■ Data for this task
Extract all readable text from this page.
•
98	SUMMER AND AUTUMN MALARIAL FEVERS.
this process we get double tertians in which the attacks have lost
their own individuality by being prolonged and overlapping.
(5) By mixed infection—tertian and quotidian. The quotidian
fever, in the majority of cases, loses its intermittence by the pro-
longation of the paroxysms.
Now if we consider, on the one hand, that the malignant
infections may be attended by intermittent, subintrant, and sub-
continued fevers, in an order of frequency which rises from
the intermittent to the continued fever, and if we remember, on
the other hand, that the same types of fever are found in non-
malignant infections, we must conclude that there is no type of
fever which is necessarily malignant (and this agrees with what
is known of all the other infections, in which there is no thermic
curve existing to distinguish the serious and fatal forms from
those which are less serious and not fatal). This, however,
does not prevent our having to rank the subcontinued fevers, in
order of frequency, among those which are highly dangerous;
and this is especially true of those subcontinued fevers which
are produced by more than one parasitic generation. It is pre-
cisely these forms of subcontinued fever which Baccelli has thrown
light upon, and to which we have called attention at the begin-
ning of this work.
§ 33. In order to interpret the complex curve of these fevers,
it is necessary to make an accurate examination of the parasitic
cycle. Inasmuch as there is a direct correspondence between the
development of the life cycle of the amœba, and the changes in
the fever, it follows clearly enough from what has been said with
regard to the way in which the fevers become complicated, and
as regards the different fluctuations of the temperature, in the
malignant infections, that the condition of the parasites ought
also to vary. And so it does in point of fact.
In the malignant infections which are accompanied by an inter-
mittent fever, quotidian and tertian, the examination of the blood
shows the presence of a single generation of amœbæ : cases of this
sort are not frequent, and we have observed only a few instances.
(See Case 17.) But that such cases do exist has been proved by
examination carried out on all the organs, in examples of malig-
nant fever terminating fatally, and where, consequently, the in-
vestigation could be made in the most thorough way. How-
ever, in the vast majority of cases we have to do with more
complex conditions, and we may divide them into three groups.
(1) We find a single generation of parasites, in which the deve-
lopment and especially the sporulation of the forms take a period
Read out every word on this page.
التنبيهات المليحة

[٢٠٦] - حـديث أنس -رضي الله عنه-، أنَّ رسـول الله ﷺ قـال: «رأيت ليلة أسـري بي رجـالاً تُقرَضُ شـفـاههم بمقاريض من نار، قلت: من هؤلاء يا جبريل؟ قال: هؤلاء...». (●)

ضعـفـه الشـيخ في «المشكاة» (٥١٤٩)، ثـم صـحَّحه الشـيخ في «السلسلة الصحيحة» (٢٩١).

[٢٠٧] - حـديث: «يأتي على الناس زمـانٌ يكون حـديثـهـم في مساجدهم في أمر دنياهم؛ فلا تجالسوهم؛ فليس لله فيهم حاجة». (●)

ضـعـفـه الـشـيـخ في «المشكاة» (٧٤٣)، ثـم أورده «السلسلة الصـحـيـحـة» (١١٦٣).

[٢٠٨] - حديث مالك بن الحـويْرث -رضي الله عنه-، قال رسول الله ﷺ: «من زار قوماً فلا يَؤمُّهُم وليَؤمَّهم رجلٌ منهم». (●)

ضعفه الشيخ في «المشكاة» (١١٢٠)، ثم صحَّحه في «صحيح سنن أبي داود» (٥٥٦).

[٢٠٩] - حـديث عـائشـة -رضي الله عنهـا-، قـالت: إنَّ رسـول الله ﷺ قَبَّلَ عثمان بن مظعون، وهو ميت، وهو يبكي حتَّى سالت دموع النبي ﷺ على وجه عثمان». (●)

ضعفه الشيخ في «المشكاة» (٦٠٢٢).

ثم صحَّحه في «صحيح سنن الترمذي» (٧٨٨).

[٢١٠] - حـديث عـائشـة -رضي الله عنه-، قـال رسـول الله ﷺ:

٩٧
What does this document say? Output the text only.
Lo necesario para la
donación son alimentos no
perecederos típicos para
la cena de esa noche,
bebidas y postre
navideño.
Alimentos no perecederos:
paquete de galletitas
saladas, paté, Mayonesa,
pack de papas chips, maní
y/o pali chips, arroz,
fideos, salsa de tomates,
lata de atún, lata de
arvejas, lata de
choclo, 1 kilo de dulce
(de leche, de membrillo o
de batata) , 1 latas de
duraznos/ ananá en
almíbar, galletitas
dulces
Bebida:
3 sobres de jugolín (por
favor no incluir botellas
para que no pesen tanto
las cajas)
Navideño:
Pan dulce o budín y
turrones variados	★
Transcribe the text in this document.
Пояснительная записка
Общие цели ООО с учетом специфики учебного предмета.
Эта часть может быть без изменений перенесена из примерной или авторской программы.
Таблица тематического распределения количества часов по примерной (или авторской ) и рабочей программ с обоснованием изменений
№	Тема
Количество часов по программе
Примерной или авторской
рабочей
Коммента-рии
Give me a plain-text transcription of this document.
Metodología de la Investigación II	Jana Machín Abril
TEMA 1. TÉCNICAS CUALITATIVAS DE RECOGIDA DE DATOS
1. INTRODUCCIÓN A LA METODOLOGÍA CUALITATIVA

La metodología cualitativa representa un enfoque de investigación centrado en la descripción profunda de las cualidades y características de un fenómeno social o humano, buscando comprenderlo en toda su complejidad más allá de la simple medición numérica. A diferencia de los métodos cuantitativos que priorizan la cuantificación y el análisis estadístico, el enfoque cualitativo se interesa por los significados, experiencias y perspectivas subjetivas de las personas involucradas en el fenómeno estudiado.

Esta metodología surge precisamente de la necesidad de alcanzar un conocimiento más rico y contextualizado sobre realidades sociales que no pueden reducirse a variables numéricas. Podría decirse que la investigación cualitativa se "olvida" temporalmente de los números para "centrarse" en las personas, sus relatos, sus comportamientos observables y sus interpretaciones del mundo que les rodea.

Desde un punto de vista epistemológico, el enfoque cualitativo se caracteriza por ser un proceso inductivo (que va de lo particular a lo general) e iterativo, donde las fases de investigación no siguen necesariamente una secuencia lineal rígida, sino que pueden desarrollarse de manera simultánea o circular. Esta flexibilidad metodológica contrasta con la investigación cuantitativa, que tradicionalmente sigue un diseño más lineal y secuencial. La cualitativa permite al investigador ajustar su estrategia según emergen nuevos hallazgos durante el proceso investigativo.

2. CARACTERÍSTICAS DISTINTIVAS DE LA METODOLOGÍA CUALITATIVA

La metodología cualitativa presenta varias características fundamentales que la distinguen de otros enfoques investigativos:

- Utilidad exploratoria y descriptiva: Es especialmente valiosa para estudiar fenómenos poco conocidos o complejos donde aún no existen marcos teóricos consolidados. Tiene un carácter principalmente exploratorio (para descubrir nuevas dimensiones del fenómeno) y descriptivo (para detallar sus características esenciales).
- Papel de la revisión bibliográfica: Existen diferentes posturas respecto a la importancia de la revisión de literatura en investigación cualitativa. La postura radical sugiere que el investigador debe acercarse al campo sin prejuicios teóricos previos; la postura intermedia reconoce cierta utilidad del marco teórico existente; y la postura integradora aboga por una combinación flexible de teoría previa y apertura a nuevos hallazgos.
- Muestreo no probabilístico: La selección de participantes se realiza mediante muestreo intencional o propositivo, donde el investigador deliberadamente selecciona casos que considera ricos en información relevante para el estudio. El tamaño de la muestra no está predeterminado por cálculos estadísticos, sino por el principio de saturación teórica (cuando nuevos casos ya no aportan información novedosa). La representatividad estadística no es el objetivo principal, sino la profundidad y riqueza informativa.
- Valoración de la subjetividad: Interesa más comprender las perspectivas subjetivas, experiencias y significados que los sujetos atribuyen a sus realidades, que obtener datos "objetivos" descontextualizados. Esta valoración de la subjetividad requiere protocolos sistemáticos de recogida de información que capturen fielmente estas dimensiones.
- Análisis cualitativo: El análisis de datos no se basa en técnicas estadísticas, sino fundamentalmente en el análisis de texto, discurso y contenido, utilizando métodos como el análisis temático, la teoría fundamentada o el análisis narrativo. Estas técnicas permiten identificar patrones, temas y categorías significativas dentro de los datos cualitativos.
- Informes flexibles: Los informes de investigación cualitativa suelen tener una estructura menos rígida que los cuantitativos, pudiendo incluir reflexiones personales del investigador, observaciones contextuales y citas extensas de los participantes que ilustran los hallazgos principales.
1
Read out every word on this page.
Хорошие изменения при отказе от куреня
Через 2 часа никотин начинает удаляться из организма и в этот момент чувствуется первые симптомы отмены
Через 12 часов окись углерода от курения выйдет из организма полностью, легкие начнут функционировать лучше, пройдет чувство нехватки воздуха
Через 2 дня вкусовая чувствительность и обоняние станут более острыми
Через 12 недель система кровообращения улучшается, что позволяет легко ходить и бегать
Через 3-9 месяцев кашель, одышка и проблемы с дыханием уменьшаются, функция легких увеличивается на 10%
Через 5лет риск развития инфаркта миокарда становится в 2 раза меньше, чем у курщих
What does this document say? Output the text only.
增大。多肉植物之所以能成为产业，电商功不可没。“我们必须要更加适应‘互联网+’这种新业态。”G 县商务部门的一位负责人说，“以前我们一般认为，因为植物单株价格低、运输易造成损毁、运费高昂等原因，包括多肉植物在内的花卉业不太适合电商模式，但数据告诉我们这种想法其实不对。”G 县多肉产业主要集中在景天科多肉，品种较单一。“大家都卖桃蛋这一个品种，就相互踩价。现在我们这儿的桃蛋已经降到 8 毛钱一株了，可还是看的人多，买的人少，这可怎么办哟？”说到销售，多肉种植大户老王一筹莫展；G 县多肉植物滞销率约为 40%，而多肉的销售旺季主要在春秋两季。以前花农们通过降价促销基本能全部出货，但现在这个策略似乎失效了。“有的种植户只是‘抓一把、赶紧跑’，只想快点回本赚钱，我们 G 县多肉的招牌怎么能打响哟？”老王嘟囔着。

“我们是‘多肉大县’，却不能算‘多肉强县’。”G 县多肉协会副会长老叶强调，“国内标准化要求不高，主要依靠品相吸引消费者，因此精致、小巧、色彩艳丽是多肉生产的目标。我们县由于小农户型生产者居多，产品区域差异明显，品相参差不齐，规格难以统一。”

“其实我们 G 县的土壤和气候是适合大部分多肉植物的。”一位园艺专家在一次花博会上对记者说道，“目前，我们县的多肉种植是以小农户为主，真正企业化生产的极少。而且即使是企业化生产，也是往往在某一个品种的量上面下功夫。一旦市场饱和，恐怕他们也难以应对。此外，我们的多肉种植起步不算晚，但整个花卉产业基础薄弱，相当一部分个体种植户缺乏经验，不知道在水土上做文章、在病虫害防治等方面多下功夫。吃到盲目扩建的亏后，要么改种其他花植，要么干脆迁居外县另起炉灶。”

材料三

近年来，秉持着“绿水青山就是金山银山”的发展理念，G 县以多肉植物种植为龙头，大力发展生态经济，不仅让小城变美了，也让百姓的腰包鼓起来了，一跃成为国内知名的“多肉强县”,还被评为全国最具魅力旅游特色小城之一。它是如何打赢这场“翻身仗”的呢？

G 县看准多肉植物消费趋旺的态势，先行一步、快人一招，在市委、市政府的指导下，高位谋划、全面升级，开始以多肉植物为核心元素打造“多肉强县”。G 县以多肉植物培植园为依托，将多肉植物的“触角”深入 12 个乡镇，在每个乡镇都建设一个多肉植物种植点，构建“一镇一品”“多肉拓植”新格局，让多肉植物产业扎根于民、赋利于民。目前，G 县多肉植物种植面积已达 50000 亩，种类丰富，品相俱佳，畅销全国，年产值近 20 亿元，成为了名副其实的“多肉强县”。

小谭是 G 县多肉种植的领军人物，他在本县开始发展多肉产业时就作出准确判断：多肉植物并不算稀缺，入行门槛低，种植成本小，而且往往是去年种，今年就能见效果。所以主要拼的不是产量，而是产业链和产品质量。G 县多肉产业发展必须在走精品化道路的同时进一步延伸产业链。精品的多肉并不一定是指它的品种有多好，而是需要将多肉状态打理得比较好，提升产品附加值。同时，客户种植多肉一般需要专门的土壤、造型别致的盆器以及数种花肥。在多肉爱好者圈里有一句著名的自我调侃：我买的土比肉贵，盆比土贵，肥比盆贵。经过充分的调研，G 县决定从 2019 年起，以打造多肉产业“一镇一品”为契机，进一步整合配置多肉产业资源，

■ Task statement
Of the lines above, copy each that contains "realidades".

■ Exercise answer
Esta metodología surge precisamente de la necesidad de alcanzar un conocimiento más rico y contextualizado sobre realidades sociales que no pueden reducirse a variables numéricas. Podría decirse que la investigación cualitativa se "olvida" temporalmente de los números para "centrarse" en las personas, sus relatos, sus comportamientos observables y sus interpretaciones del mundo que les rodea.
- Valoración de la subjetividad: Interesa más comprender las perspectivas subjetivas, experiencias y significados que los sujetos atribuyen a sus realidades, que obtener datos "objetivos" descontextualizados. Esta valoración de la subjetividad requiere protocolos sistemáticos de recogida de información que capturen fielmente estas dimensiones.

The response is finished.